### Given instruction
Pull every line containing the word "CURRENT" from the records.
--- START Entries supplied ---
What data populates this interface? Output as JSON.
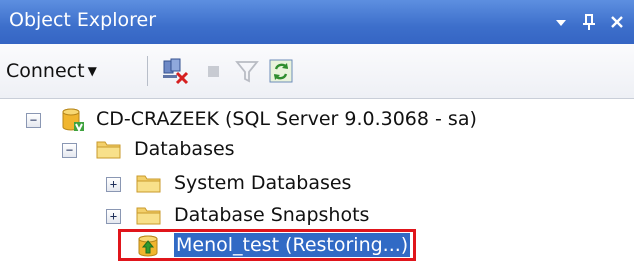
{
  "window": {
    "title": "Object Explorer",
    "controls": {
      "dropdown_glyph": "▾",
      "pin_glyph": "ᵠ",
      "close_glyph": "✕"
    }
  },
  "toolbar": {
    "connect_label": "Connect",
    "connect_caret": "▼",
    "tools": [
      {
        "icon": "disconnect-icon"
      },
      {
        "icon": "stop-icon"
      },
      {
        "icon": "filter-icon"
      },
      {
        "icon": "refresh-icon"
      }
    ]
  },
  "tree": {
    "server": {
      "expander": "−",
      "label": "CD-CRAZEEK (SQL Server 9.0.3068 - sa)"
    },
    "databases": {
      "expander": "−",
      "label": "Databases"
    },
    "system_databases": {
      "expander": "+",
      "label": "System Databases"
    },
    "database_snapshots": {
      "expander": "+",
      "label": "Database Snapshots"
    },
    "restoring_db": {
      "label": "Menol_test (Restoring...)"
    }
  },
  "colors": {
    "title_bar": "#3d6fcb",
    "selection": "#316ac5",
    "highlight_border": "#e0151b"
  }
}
--- END Entries supplied ---
--- START Entries supplied ---
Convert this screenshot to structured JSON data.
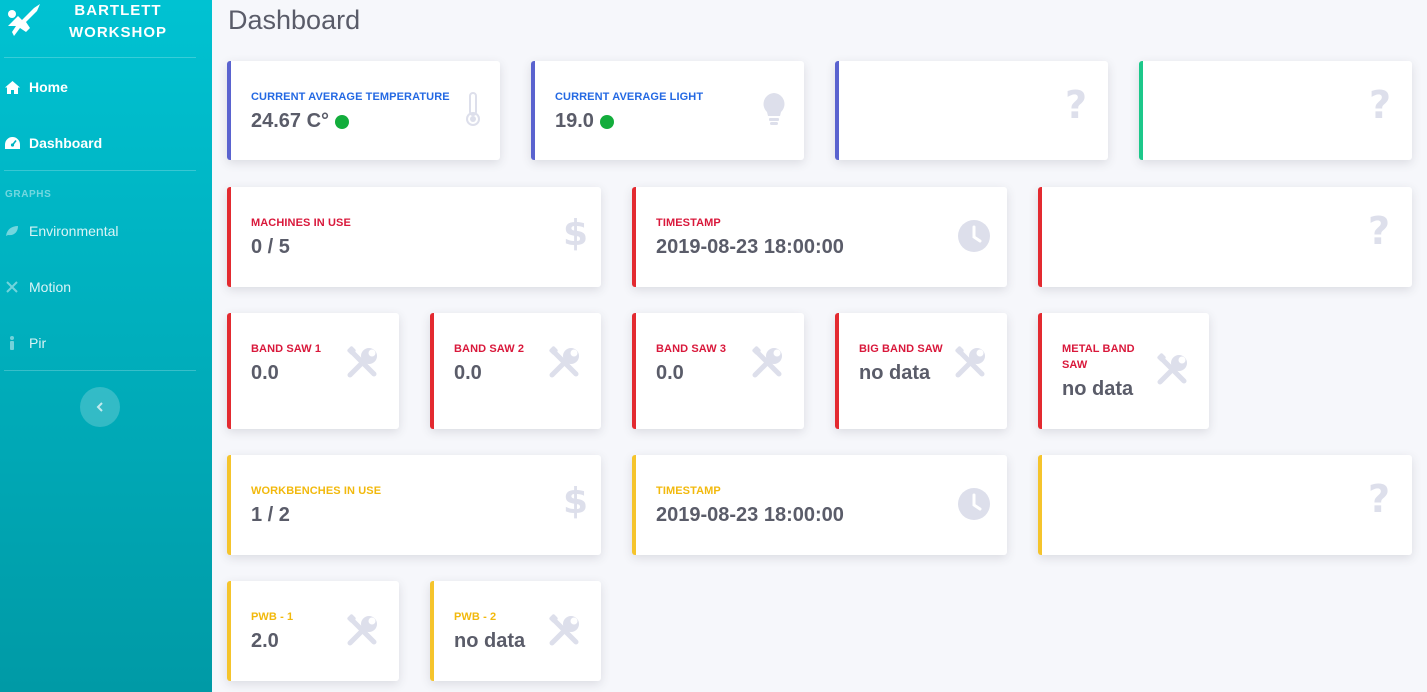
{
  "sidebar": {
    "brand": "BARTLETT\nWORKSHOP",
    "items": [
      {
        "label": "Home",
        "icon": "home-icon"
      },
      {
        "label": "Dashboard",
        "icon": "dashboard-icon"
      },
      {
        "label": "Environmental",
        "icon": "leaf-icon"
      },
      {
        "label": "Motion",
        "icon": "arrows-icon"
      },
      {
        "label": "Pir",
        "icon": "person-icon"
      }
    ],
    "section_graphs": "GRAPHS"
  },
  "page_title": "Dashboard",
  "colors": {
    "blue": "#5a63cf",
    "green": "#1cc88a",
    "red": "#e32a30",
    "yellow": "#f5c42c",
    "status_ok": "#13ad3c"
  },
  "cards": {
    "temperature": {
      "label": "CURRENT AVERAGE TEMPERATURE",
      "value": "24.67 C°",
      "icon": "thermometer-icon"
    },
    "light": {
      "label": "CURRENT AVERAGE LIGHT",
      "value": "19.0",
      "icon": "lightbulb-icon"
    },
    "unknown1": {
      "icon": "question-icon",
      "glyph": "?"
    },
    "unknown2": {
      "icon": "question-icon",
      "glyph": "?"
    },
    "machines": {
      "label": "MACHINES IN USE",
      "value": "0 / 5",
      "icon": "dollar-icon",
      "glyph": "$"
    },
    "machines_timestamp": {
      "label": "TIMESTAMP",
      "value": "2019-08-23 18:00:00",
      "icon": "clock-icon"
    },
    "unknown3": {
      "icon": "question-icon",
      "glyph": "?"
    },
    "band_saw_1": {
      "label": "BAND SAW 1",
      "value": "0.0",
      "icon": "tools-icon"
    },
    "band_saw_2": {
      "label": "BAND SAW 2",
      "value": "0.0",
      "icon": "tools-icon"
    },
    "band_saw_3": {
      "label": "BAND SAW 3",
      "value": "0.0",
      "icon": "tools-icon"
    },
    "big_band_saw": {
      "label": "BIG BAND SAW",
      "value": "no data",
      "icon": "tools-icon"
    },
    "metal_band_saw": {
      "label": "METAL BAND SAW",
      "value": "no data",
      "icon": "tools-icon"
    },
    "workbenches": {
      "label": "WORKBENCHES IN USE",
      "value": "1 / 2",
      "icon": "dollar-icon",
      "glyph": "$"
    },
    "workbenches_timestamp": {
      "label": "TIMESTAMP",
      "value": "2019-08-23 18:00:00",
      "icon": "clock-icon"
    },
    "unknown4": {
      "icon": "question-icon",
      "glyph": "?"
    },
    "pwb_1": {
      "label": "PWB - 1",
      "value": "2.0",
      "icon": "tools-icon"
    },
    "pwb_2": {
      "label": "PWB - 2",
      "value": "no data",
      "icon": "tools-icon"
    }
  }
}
--- END Entries supplied ---
### Exercise response
      "label": "CURRENT AVERAGE TEMPERATURE",
      "label": "CURRENT AVERAGE LIGHT",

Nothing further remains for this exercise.